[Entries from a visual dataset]
'''
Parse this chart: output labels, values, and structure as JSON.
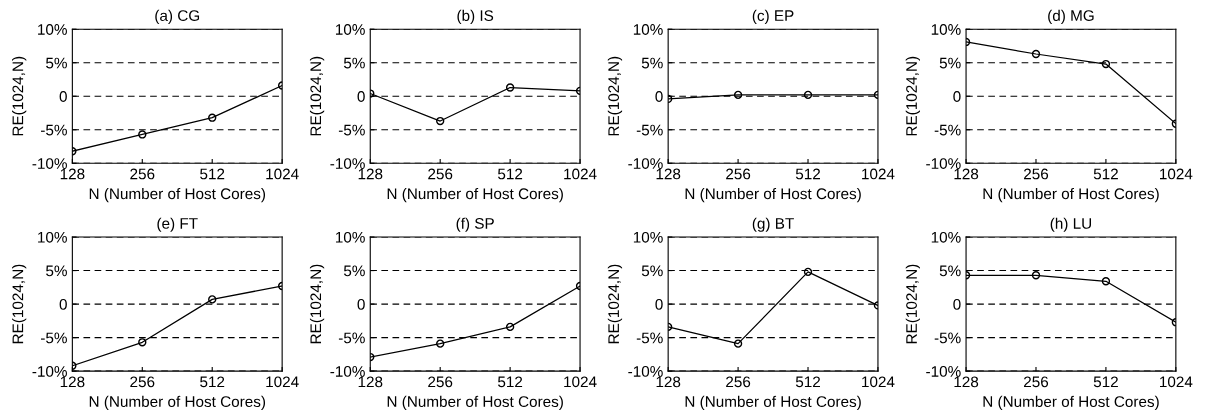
{
  "chart_data": [
    {
      "type": "line",
      "title": "(a) CG",
      "xlabel": "N (Number of Host Cores)",
      "ylabel": "RE(1024,N)",
      "categories": [
        "128",
        "256",
        "512",
        "1024"
      ],
      "series": [
        {
          "color": "#000000",
          "values": [
            -8.2,
            -5.7,
            -3.2,
            1.6
          ]
        }
      ],
      "ylim": [
        -10,
        10
      ],
      "yticks": [
        {
          "value": -10,
          "label": "-10%"
        },
        {
          "value": -5,
          "label": "-5%"
        },
        0,
        {
          "value": 5,
          "label": "5%"
        },
        {
          "value": 10,
          "label": "10%"
        }
      ],
      "grid": "y",
      "marker": "circle",
      "line_style": "solid"
    },
    {
      "type": "line",
      "title": "(b) IS",
      "xlabel": "N (Number of Host Cores)",
      "ylabel": "RE(1024,N)",
      "categories": [
        "128",
        "256",
        "512",
        "1024"
      ],
      "series": [
        {
          "color": "#000000",
          "values": [
            0.4,
            -3.7,
            1.3,
            0.8
          ]
        }
      ],
      "ylim": [
        -10,
        10
      ],
      "yticks": [
        {
          "value": -10,
          "label": "-10%"
        },
        {
          "value": -5,
          "label": "-5%"
        },
        0,
        {
          "value": 5,
          "label": "5%"
        },
        {
          "value": 10,
          "label": "10%"
        }
      ],
      "grid": "y",
      "marker": "circle",
      "line_style": "solid"
    },
    {
      "type": "line",
      "title": "(c) EP",
      "xlabel": "N (Number of Host Cores)",
      "ylabel": "RE(1024,N)",
      "categories": [
        "128",
        "256",
        "512",
        "1024"
      ],
      "series": [
        {
          "color": "#000000",
          "values": [
            -0.4,
            0.2,
            0.2,
            0.2
          ]
        }
      ],
      "ylim": [
        -10,
        10
      ],
      "yticks": [
        {
          "value": -10,
          "label": "-10%"
        },
        {
          "value": -5,
          "label": "-5%"
        },
        0,
        {
          "value": 5,
          "label": "5%"
        },
        {
          "value": 10,
          "label": "10%"
        }
      ],
      "grid": "y",
      "marker": "circle",
      "line_style": "solid"
    },
    {
      "type": "line",
      "title": "(d) MG",
      "xlabel": "N (Number of Host Cores)",
      "ylabel": "RE(1024,N)",
      "categories": [
        "128",
        "256",
        "512",
        "1024"
      ],
      "series": [
        {
          "color": "#000000",
          "values": [
            8.1,
            6.3,
            4.8,
            -4.1
          ]
        }
      ],
      "ylim": [
        -10,
        10
      ],
      "yticks": [
        {
          "value": -10,
          "label": "-10%"
        },
        {
          "value": -5,
          "label": "-5%"
        },
        0,
        {
          "value": 5,
          "label": "5%"
        },
        {
          "value": 10,
          "label": "10%"
        }
      ],
      "grid": "y",
      "marker": "circle",
      "line_style": "solid"
    },
    {
      "type": "line",
      "title": "(e) FT",
      "xlabel": "N (Number of Host Cores)",
      "ylabel": "RE(1024,N)",
      "categories": [
        "128",
        "256",
        "512",
        "1024"
      ],
      "series": [
        {
          "color": "#000000",
          "values": [
            -9.2,
            -5.7,
            0.7,
            2.7
          ]
        }
      ],
      "ylim": [
        -10,
        10
      ],
      "yticks": [
        {
          "value": -10,
          "label": "-10%"
        },
        {
          "value": -5,
          "label": "-5%"
        },
        0,
        {
          "value": 5,
          "label": "5%"
        },
        {
          "value": 10,
          "label": "10%"
        }
      ],
      "grid": "y",
      "marker": "circle",
      "line_style": "solid"
    },
    {
      "type": "line",
      "title": "(f) SP",
      "xlabel": "N (Number of Host Cores)",
      "ylabel": "RE(1024,N)",
      "categories": [
        "128",
        "256",
        "512",
        "1024"
      ],
      "series": [
        {
          "color": "#000000",
          "values": [
            -7.9,
            -5.9,
            -3.4,
            2.7
          ]
        }
      ],
      "ylim": [
        -10,
        10
      ],
      "yticks": [
        {
          "value": -10,
          "label": "-10%"
        },
        {
          "value": -5,
          "label": "-5%"
        },
        0,
        {
          "value": 5,
          "label": "5%"
        },
        {
          "value": 10,
          "label": "10%"
        }
      ],
      "grid": "y",
      "marker": "circle",
      "line_style": "solid"
    },
    {
      "type": "line",
      "title": "(g) BT",
      "xlabel": "N (Number of Host Cores)",
      "ylabel": "RE(1024,N)",
      "categories": [
        "128",
        "256",
        "512",
        "1024"
      ],
      "series": [
        {
          "color": "#000000",
          "values": [
            -3.4,
            -5.9,
            4.8,
            -0.2
          ]
        }
      ],
      "ylim": [
        -10,
        10
      ],
      "yticks": [
        {
          "value": -10,
          "label": "-10%"
        },
        {
          "value": -5,
          "label": "-5%"
        },
        0,
        {
          "value": 5,
          "label": "5%"
        },
        {
          "value": 10,
          "label": "10%"
        }
      ],
      "grid": "y",
      "marker": "circle",
      "line_style": "solid"
    },
    {
      "type": "line",
      "title": "(h) LU",
      "xlabel": "N (Number of Host Cores)",
      "ylabel": "RE(1024,N)",
      "categories": [
        "128",
        "256",
        "512",
        "1024"
      ],
      "series": [
        {
          "color": "#000000",
          "values": [
            4.3,
            4.3,
            3.4,
            -2.7
          ]
        }
      ],
      "ylim": [
        -10,
        10
      ],
      "yticks": [
        {
          "value": -10,
          "label": "-10%"
        },
        {
          "value": -5,
          "label": "-5%"
        },
        0,
        {
          "value": 5,
          "label": "5%"
        },
        {
          "value": 10,
          "label": "10%"
        }
      ],
      "grid": "y",
      "marker": "circle",
      "line_style": "solid"
    }
  ]
}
'''
## Goal
Repeat all the records above exactly, leaving out any pictures.

## Result for this exercise
Parse this chart: output labels, values, and structure as JSON.
{
  "chart_data": [
    {
      "type": "line",
      "title": "(a) CG",
      "xlabel": "N (Number of Host Cores)",
      "ylabel": "RE(1024,N)",
      "categories": [
        "128",
        "256",
        "512",
        "1024"
      ],
      "series": [
        {
          "color": "#000000",
          "values": [
            -8.2,
            -5.7,
            -3.2,
            1.6
          ]
        }
      ],
      "ylim": [
        -10,
        10
      ],
      "yticks": [
        {
          "value": -10,
          "label": "-10%"
        },
        {
          "value": -5,
          "label": "-5%"
        },
        0,
        {
          "value": 5,
          "label": "5%"
        },
        {
          "value": 10,
          "label": "10%"
        }
      ],
      "grid": "y",
      "marker": "circle",
      "line_style": "solid"
    },
    {
      "type": "line",
      "title": "(b) IS",
      "xlabel": "N (Number of Host Cores)",
      "ylabel": "RE(1024,N)",
      "categories": [
        "128",
        "256",
        "512",
        "1024"
      ],
      "series": [
        {
          "color": "#000000",
          "values": [
            0.4,
            -3.7,
            1.3,
            0.8
          ]
        }
      ],
      "ylim": [
        -10,
        10
      ],
      "yticks": [
        {
          "value": -10,
          "label": "-10%"
        },
        {
          "value": -5,
          "label": "-5%"
        },
        0,
        {
          "value": 5,
          "label": "5%"
        },
        {
          "value": 10,
          "label": "10%"
        }
      ],
      "grid": "y",
      "marker": "circle",
      "line_style": "solid"
    },
    {
      "type": "line",
      "title": "(c) EP",
      "xlabel": "N (Number of Host Cores)",
      "ylabel": "RE(1024,N)",
      "categories": [
        "128",
        "256",
        "512",
        "1024"
      ],
      "series": [
        {
          "color": "#000000",
          "values": [
            -0.4,
            0.2,
            0.2,
            0.2
          ]
        }
      ],
      "ylim": [
        -10,
        10
      ],
      "yticks": [
        {
          "value": -10,
          "label": "-10%"
        },
        {
          "value": -5,
          "label": "-5%"
        },
        0,
        {
          "value": 5,
          "label": "5%"
        },
        {
          "value": 10,
          "label": "10%"
        }
      ],
      "grid": "y",
      "marker": "circle",
      "line_style": "solid"
    },
    {
      "type": "line",
      "title": "(d) MG",
      "xlabel": "N (Number of Host Cores)",
      "ylabel": "RE(1024,N)",
      "categories": [
        "128",
        "256",
        "512",
        "1024"
      ],
      "series": [
        {
          "color": "#000000",
          "values": [
            8.1,
            6.3,
            4.8,
            -4.1
          ]
        }
      ],
      "ylim": [
        -10,
        10
      ],
      "yticks": [
        {
          "value": -10,
          "label": "-10%"
        },
        {
          "value": -5,
          "label": "-5%"
        },
        0,
        {
          "value": 5,
          "label": "5%"
        },
        {
          "value": 10,
          "label": "10%"
        }
      ],
      "grid": "y",
      "marker": "circle",
      "line_style": "solid"
    },
    {
      "type": "line",
      "title": "(e) FT",
      "xlabel": "N (Number of Host Cores)",
      "ylabel": "RE(1024,N)",
      "categories": [
        "128",
        "256",
        "512",
        "1024"
      ],
      "series": [
        {
          "color": "#000000",
          "values": [
            -9.2,
            -5.7,
            0.7,
            2.7
          ]
        }
      ],
      "ylim": [
        -10,
        10
      ],
      "yticks": [
        {
          "value": -10,
          "label": "-10%"
        },
        {
          "value": -5,
          "label": "-5%"
        },
        0,
        {
          "value": 5,
          "label": "5%"
        },
        {
          "value": 10,
          "label": "10%"
        }
      ],
      "grid": "y",
      "marker": "circle",
      "line_style": "solid"
    },
    {
      "type": "line",
      "title": "(f) SP",
      "xlabel": "N (Number of Host Cores)",
      "ylabel": "RE(1024,N)",
      "categories": [
        "128",
        "256",
        "512",
        "1024"
      ],
      "series": [
        {
          "color": "#000000",
          "values": [
            -7.9,
            -5.9,
            -3.4,
            2.7
          ]
        }
      ],
      "ylim": [
        -10,
        10
      ],
      "yticks": [
        {
          "value": -10,
          "label": "-10%"
        },
        {
          "value": -5,
          "label": "-5%"
        },
        0,
        {
          "value": 5,
          "label": "5%"
        },
        {
          "value": 10,
          "label": "10%"
        }
      ],
      "grid": "y",
      "marker": "circle",
      "line_style": "solid"
    },
    {
      "type": "line",
      "title": "(g) BT",
      "xlabel": "N (Number of Host Cores)",
      "ylabel": "RE(1024,N)",
      "categories": [
        "128",
        "256",
        "512",
        "1024"
      ],
      "series": [
        {
          "color": "#000000",
          "values": [
            -3.4,
            -5.9,
            4.8,
            -0.2
          ]
        }
      ],
      "ylim": [
        -10,
        10
      ],
      "yticks": [
        {
          "value": -10,
          "label": "-10%"
        },
        {
          "value": -5,
          "label": "-5%"
        },
        0,
        {
          "value": 5,
          "label": "5%"
        },
        {
          "value": 10,
          "label": "10%"
        }
      ],
      "grid": "y",
      "marker": "circle",
      "line_style": "solid"
    },
    {
      "type": "line",
      "title": "(h) LU",
      "xlabel": "N (Number of Host Cores)",
      "ylabel": "RE(1024,N)",
      "categories": [
        "128",
        "256",
        "512",
        "1024"
      ],
      "series": [
        {
          "color": "#000000",
          "values": [
            4.3,
            4.3,
            3.4,
            -2.7
          ]
        }
      ],
      "ylim": [
        -10,
        10
      ],
      "yticks": [
        {
          "value": -10,
          "label": "-10%"
        },
        {
          "value": -5,
          "label": "-5%"
        },
        0,
        {
          "value": 5,
          "label": "5%"
        },
        {
          "value": 10,
          "label": "10%"
        }
      ],
      "grid": "y",
      "marker": "circle",
      "line_style": "solid"
    }
  ]
}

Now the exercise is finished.